• [TASK INSTRUCTIONS]: Search the listing below for the string "fair" and copy every line where it occurs.

• [Extracted records]:
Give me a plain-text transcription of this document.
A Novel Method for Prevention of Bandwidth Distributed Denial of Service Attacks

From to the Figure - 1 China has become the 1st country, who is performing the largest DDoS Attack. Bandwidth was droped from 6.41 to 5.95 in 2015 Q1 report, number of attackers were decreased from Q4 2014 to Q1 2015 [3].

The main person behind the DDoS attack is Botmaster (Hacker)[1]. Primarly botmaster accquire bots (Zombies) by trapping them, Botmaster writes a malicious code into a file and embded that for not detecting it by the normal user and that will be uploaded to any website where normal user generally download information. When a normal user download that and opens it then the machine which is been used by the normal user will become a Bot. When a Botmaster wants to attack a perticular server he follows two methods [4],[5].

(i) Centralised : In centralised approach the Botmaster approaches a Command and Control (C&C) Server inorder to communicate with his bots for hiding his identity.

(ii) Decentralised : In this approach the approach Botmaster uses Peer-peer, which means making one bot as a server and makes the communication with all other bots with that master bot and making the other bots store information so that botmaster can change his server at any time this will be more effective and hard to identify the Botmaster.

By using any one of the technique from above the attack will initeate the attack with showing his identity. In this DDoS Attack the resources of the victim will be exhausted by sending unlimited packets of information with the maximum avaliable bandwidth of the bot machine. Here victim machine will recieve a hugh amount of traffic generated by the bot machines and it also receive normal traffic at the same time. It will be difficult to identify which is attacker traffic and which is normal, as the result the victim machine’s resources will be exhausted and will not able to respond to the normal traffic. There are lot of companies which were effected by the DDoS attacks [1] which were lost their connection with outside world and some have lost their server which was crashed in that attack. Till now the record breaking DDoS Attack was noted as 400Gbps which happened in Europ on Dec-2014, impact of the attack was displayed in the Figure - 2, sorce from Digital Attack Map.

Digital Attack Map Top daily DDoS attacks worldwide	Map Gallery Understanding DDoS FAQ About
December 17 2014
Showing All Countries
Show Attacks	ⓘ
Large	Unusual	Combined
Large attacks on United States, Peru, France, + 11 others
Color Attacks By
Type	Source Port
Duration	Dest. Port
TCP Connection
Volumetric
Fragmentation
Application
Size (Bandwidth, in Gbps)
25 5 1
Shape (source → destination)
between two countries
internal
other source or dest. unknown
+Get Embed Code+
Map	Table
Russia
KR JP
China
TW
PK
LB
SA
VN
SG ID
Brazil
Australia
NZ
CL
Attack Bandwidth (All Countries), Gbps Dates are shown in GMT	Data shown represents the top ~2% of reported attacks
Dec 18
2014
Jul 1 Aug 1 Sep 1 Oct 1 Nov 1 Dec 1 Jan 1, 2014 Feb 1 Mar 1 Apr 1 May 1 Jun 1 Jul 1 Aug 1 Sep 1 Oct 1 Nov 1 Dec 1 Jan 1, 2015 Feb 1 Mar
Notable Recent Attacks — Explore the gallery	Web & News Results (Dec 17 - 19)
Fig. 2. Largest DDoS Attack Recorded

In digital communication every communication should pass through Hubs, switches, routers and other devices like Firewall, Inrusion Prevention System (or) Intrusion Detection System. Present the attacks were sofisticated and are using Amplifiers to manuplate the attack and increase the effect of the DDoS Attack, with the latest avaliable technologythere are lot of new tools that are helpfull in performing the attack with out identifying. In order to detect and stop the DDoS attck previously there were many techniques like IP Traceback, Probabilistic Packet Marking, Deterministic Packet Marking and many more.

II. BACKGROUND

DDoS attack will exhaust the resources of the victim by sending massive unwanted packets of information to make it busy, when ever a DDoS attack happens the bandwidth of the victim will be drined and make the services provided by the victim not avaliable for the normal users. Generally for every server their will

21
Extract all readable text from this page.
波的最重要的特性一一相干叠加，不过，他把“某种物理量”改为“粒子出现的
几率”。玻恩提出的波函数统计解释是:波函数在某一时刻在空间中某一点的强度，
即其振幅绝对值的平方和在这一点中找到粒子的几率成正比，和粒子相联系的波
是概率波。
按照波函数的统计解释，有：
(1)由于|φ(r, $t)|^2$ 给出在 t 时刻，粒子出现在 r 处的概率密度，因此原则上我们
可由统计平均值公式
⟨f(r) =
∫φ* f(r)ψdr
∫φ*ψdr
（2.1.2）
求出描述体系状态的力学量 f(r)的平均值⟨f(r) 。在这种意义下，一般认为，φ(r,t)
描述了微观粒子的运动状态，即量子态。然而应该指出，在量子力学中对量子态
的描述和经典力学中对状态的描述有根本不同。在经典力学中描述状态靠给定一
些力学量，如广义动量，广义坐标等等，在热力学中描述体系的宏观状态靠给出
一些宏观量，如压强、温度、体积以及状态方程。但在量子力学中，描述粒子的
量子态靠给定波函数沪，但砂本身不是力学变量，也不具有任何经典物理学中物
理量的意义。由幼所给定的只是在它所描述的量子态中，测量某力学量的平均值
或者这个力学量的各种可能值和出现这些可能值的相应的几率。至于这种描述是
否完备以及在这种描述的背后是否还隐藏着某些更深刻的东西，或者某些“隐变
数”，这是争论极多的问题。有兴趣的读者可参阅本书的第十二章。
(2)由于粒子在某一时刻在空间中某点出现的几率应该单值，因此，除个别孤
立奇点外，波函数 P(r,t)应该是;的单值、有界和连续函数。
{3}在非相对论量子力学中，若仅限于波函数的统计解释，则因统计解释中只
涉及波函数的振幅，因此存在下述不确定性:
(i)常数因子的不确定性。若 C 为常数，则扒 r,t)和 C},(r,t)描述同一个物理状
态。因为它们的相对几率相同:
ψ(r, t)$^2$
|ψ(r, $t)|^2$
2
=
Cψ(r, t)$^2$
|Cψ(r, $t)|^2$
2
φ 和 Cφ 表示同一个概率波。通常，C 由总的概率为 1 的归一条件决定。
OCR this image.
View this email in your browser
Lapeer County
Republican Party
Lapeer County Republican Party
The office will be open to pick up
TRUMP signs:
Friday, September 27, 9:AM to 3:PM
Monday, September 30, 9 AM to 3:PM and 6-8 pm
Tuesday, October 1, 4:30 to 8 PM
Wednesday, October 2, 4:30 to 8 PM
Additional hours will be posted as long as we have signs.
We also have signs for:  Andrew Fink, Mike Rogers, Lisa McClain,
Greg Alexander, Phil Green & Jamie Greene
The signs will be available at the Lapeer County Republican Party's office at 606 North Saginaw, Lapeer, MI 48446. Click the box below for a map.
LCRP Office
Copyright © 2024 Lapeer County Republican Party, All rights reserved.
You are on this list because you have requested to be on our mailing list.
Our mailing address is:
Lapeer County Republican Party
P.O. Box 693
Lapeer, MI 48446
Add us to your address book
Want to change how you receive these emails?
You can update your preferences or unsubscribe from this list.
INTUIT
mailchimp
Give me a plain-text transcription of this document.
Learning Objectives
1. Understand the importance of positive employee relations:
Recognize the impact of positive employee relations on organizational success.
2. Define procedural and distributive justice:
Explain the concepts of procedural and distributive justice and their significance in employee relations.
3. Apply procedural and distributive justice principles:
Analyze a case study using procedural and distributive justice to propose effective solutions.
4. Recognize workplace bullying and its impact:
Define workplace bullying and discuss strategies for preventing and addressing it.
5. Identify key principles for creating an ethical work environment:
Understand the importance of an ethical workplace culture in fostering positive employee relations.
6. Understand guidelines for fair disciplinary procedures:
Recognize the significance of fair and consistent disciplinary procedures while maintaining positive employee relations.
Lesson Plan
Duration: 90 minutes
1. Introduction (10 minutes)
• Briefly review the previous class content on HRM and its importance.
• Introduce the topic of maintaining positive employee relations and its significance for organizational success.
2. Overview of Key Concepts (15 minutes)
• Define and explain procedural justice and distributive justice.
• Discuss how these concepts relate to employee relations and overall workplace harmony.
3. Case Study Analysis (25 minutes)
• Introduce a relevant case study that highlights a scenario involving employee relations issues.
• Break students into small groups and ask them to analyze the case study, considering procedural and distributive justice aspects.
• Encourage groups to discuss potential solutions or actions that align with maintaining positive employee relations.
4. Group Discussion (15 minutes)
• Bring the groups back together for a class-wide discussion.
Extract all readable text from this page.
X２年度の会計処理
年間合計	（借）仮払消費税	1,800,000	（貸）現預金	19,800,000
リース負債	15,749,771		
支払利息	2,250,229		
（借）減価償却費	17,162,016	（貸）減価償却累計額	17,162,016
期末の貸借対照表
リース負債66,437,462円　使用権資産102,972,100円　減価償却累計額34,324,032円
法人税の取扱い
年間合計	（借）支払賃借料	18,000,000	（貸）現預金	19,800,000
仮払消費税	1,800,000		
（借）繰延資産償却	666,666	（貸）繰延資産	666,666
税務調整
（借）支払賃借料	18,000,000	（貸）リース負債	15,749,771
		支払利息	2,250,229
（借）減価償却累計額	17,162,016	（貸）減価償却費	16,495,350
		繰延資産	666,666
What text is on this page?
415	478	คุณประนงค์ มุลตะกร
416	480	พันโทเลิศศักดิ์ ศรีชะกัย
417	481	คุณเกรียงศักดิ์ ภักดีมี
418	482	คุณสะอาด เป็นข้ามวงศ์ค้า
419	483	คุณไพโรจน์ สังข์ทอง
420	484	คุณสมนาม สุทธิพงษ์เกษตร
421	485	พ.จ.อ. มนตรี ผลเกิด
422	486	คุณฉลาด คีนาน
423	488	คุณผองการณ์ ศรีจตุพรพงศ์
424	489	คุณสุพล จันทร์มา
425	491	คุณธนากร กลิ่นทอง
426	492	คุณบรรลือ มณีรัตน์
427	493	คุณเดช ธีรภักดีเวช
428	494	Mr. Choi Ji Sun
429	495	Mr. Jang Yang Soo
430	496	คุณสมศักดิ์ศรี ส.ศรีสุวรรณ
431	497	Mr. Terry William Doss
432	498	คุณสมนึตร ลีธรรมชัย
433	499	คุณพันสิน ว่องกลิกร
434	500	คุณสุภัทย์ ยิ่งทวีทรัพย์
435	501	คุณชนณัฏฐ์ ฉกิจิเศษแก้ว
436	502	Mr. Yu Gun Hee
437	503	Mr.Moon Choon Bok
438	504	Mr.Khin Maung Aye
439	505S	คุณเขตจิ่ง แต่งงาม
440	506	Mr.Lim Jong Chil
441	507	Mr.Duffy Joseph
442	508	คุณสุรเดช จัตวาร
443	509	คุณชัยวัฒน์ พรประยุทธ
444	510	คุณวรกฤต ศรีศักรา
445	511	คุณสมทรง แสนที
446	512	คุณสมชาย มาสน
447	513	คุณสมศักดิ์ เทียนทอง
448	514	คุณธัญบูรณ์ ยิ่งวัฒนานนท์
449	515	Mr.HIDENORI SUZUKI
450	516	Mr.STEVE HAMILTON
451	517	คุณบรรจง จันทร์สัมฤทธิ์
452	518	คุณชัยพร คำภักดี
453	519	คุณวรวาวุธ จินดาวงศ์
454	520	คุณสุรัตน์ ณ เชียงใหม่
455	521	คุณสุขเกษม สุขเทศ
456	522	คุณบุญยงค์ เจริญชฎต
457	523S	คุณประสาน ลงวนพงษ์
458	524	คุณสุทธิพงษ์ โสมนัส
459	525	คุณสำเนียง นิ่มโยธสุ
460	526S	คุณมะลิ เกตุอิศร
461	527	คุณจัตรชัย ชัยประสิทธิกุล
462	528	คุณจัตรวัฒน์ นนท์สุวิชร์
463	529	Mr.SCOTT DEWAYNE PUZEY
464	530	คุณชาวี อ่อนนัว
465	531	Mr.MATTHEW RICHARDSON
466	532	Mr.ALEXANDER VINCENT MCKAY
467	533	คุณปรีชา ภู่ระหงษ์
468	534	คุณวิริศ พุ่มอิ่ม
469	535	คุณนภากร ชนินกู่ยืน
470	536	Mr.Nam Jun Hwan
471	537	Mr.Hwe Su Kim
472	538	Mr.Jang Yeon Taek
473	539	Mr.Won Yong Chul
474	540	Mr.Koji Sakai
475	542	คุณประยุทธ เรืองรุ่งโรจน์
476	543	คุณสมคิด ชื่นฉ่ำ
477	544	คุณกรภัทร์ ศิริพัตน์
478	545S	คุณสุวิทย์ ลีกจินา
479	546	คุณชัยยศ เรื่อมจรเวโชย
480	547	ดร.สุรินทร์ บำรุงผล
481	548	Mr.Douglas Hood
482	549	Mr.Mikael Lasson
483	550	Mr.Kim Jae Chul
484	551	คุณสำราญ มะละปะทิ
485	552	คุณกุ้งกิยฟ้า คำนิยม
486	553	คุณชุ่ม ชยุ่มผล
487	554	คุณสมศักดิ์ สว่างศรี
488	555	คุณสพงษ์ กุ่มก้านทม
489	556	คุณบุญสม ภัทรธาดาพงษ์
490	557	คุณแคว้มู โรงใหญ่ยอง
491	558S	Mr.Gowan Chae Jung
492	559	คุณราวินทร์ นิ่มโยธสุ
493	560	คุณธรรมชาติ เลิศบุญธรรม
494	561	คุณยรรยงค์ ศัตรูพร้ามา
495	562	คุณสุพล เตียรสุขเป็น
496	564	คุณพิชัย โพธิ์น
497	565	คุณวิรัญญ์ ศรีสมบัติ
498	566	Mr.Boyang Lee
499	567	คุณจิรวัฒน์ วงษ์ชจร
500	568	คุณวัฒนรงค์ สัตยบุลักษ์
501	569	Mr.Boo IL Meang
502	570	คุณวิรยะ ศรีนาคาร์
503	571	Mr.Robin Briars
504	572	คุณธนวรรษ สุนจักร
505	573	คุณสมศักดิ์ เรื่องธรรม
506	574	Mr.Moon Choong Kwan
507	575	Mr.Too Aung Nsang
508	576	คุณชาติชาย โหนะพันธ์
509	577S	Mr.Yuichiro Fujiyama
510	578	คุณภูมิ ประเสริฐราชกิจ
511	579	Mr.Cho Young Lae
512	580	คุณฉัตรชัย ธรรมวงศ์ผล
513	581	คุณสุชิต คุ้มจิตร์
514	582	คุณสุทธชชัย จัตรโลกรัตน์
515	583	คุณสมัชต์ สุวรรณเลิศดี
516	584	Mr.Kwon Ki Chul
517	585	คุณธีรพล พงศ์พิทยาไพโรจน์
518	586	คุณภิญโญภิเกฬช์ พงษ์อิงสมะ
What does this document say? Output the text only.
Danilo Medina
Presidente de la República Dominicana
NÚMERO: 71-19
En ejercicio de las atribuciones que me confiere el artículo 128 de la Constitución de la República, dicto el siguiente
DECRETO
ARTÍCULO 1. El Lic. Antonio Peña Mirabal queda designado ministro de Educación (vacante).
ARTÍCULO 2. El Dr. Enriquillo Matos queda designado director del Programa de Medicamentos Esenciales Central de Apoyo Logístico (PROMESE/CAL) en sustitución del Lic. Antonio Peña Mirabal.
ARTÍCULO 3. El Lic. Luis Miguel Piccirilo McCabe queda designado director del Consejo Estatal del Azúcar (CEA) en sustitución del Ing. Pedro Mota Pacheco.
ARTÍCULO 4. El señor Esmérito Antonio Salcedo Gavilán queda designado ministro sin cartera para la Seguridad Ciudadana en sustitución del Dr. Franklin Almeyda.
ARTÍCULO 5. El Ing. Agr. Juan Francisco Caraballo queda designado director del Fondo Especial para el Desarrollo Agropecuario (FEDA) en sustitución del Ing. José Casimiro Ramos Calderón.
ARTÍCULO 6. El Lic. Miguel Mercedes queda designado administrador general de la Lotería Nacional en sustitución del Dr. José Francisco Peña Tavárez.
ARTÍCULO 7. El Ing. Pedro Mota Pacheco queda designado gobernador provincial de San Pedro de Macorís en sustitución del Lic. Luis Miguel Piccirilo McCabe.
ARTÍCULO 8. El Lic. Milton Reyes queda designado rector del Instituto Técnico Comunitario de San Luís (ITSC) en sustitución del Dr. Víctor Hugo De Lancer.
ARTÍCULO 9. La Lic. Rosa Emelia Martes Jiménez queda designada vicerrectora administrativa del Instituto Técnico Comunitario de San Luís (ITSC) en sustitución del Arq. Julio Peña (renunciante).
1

• [RIGHT ANSWER]:
6. Understand guidelines for fair disciplinary procedures:
Recognize the significance of fair and consistent disciplinary procedures while maintaining positive employee relations.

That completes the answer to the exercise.